美团云已经提供了防火墙服务，如果您正在使用美团云主机，可以在美团云控制面板使用美团云提供的防火墙服务进行防火墙设置。美团云平台提供的防火墙是在虚拟机外部的云平台提供了网络端口的防火墙功能，配置相对简单宜用。如果其功能满足需求，建议关闭Windows系统内置的防火墙。否则可以参考以下内容设置Windows内置的防火墙。

(提示：为了避免Windows自带防火墙和云平台防火墙功能的冲突，在启用Windows自带防火墙后，请将云平台的防火墙设置为"开放"。)

如果Windows服务器购买了公网带宽，则会有一个带公网IP地址的网卡与公网对接。用户可以访问这个IP地址访问部署在主机上的服务。但是与此同时，恶意攻击者也可能利用系统漏洞，通过这个公网IP侵入你的服务器。此时，除了要开启自动更新及时修复系统漏洞外，还建议开启Windows server的防火墙，减少直接暴露在公网的端口，降低危险端口暴露在公网的风险。并且，对于远程桌面(TCP 3389)等用于管理目的的服务端口，最好设置允许访问的IP白名单，以尽量减少被恶意扫描的风险。

(提示，建议通过美团云控制台的Web终端来配置防火墙，以防止配置过程中出现误操作，导致远程桌面连接关闭。)
=====
根据这段美团云防火墙说明，启用Windows自带防火墙后，应把云平台的防火墙设置为什么？

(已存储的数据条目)
=====
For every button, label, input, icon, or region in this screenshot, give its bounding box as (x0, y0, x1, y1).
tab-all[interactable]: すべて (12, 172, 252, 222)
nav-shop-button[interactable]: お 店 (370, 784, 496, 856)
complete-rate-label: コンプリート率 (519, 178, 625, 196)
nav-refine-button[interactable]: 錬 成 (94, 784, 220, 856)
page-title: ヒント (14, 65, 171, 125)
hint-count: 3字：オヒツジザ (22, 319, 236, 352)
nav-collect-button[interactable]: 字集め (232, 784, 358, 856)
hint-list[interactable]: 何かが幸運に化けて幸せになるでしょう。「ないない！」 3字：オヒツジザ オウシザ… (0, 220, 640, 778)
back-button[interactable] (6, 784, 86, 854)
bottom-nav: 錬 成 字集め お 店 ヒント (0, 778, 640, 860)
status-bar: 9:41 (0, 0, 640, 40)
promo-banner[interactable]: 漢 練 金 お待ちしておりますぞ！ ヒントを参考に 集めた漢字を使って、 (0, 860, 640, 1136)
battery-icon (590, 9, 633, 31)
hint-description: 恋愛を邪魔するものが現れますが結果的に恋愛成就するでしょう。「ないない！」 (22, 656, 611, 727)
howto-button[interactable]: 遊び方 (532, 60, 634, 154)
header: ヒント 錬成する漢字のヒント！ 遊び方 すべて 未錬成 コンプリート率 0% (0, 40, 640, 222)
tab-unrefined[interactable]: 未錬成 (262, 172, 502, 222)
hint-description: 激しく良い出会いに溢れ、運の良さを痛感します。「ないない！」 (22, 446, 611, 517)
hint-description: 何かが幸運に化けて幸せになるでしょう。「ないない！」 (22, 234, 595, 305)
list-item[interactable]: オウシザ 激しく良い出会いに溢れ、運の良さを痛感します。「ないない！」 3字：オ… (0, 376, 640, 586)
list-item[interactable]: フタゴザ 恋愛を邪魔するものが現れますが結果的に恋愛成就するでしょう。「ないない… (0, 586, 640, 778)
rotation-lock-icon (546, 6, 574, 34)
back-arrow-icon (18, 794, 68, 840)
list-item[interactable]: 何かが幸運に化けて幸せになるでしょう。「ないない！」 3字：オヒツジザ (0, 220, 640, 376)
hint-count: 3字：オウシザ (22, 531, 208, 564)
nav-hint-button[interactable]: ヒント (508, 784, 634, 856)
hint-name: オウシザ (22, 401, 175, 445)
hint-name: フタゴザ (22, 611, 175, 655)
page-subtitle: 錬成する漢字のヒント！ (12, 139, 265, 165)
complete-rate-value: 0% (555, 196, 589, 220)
=====
参考答案:
应设置为"开放"。